[Work to do] Reproduce the listing below word for word, with no pictures.

(Extracted records)
## BEGIN
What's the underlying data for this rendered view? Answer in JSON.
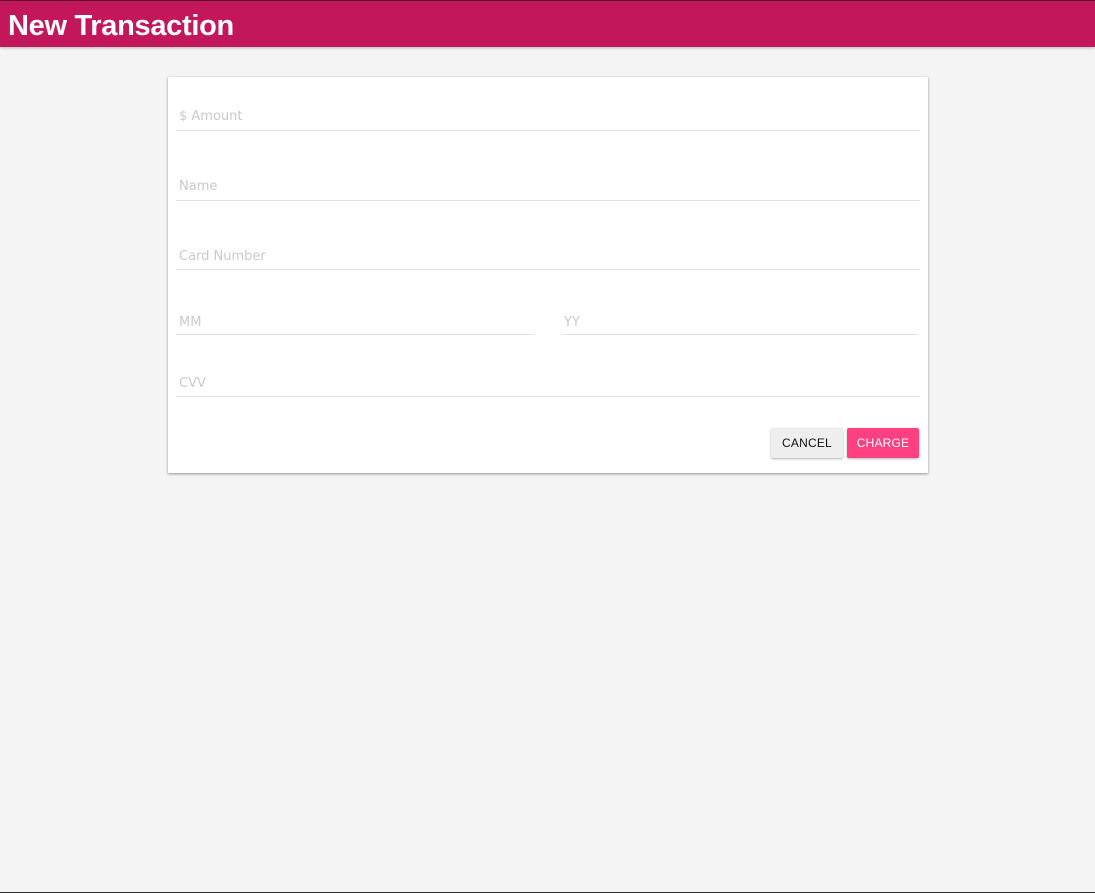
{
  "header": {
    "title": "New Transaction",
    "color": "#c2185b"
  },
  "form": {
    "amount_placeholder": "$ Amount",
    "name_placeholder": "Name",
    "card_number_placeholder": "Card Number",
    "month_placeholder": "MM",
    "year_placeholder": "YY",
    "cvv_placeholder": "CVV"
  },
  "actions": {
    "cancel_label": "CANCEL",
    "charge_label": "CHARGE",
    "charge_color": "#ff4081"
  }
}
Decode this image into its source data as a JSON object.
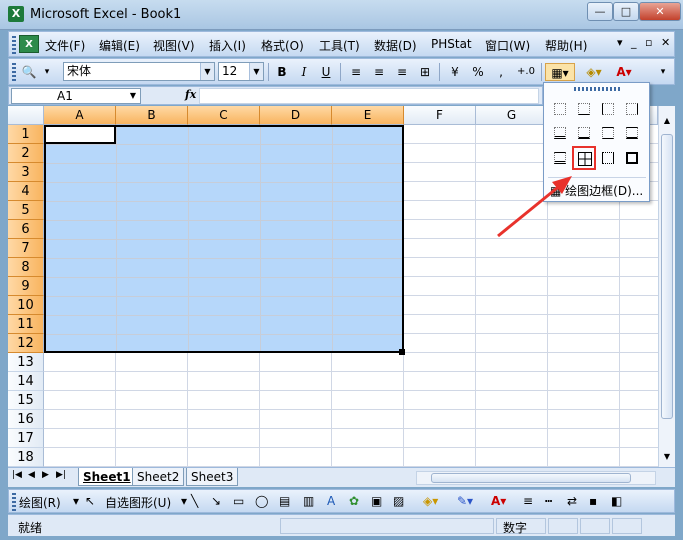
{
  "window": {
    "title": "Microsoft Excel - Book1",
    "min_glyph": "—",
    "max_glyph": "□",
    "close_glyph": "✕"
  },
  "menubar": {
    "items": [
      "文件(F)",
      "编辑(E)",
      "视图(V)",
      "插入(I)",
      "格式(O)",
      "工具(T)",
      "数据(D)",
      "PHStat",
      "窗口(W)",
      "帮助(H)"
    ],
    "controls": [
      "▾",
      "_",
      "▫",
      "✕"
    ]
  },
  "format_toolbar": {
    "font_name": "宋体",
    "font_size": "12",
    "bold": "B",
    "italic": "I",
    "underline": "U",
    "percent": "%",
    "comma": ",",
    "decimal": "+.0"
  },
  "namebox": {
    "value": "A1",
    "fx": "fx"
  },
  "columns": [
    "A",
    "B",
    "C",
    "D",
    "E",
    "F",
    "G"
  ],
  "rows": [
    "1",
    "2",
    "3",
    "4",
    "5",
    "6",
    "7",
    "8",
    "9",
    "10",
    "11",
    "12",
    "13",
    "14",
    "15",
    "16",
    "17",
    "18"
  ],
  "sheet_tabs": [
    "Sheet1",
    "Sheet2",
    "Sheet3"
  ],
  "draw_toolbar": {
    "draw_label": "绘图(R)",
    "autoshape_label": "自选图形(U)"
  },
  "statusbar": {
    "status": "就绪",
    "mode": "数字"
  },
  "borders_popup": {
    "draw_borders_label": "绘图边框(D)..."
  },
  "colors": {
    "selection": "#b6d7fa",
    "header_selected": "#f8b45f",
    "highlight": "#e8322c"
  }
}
## END
[Result for this exercise]
What's the underlying data for this rendered view? Answer in JSON.
{
  "header": {
    "title": "New Transaction",
    "color": "#c2185b"
  },
  "form": {
    "amount_placeholder": "$ Amount",
    "name_placeholder": "Name",
    "card_number_placeholder": "Card Number",
    "month_placeholder": "MM",
    "year_placeholder": "YY",
    "cvv_placeholder": "CVV"
  },
  "actions": {
    "cancel_label": "CANCEL",
    "charge_label": "CHARGE",
    "charge_color": "#ff4081"
  }
}
Decode this image into its source data as a JSON object.
{
  "window": {
    "title": "Microsoft Excel - Book1",
    "min_glyph": "—",
    "max_glyph": "□",
    "close_glyph": "✕"
  },
  "menubar": {
    "items": [
      "文件(F)",
      "编辑(E)",
      "视图(V)",
      "插入(I)",
      "格式(O)",
      "工具(T)",
      "数据(D)",
      "PHStat",
      "窗口(W)",
      "帮助(H)"
    ],
    "controls": [
      "▾",
      "_",
      "▫",
      "✕"
    ]
  },
  "format_toolbar": {
    "font_name": "宋体",
    "font_size": "12",
    "bold": "B",
    "italic": "I",
    "underline": "U",
    "percent": "%",
    "comma": ",",
    "decimal": "+.0"
  },
  "namebox": {
    "value": "A1",
    "fx": "fx"
  },
  "columns": [
    "A",
    "B",
    "C",
    "D",
    "E",
    "F",
    "G"
  ],
  "rows": [
    "1",
    "2",
    "3",
    "4",
    "5",
    "6",
    "7",
    "8",
    "9",
    "10",
    "11",
    "12",
    "13",
    "14",
    "15",
    "16",
    "17",
    "18"
  ],
  "sheet_tabs": [
    "Sheet1",
    "Sheet2",
    "Sheet3"
  ],
  "draw_toolbar": {
    "draw_label": "绘图(R)",
    "autoshape_label": "自选图形(U)"
  },
  "statusbar": {
    "status": "就绪",
    "mode": "数字"
  },
  "borders_popup": {
    "draw_borders_label": "绘图边框(D)..."
  },
  "colors": {
    "selection": "#b6d7fa",
    "header_selected": "#f8b45f",
    "highlight": "#e8322c"
  }
}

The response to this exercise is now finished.